## Begin GIVEN RECORDS
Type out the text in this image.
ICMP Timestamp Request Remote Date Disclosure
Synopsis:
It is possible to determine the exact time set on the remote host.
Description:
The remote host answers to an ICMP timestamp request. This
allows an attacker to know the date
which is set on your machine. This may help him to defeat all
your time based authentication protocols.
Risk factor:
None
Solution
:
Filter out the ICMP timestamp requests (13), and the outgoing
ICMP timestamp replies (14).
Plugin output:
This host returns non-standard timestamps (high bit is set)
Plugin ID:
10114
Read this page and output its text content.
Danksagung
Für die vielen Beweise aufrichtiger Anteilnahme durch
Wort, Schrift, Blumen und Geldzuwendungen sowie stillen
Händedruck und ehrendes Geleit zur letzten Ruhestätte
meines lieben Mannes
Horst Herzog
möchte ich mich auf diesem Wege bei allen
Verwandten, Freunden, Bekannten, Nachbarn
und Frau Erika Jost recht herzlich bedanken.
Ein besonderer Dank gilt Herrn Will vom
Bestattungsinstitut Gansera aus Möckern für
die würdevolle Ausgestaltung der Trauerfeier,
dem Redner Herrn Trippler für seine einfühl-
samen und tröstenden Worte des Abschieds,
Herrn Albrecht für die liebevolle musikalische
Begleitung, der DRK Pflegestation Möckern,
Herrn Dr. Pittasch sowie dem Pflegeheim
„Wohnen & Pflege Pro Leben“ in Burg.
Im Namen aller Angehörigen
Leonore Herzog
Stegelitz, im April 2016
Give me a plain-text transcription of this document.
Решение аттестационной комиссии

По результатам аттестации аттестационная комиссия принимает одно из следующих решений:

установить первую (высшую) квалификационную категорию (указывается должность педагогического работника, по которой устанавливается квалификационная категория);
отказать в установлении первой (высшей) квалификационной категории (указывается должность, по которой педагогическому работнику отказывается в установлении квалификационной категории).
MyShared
## End GIVEN RECORDS
SET TASK: All of the entries must be written out exactly as they stand.

TASK OUTPUT:
Type out the text in this image.
ICMP Timestamp Request Remote Date Disclosure
Synopsis:
It is possible to determine the exact time set on the remote host.
Description:
The remote host answers to an ICMP timestamp request. This
allows an attacker to know the date
which is set on your machine. This may help him to defeat all
your time based authentication protocols.
Risk factor:
None
Solution
:
Filter out the ICMP timestamp requests (13), and the outgoing
ICMP timestamp replies (14).
Plugin output:
This host returns non-standard timestamps (high bit is set)
Plugin ID:
10114
Read this page and output its text content.
Danksagung
Für die vielen Beweise aufrichtiger Anteilnahme durch
Wort, Schrift, Blumen und Geldzuwendungen sowie stillen
Händedruck und ehrendes Geleit zur letzten Ruhestätte
meines lieben Mannes
Horst Herzog
möchte ich mich auf diesem Wege bei allen
Verwandten, Freunden, Bekannten, Nachbarn
und Frau Erika Jost recht herzlich bedanken.
Ein besonderer Dank gilt Herrn Will vom
Bestattungsinstitut Gansera aus Möckern für
die würdevolle Ausgestaltung der Trauerfeier,
dem Redner Herrn Trippler für seine einfühl-
samen und tröstenden Worte des Abschieds,
Herrn Albrecht für die liebevolle musikalische
Begleitung, der DRK Pflegestation Möckern,
Herrn Dr. Pittasch sowie dem Pflegeheim
„Wohnen & Pflege Pro Leben“ in Burg.
Im Namen aller Angehörigen
Leonore Herzog
Stegelitz, im April 2016
Give me a plain-text transcription of this document.
Решение аттестационной комиссии

По результатам аттестации аттестационная комиссия принимает одно из следующих решений:

установить первую (высшую) квалификационную категорию (указывается должность педагогического работника, по которой устанавливается квалификационная категория);
отказать в установлении первой (высшей) квалификационной категории (указывается должность, по которой педагогическому работнику отказывается в установлении квалификационной категории).
MyShared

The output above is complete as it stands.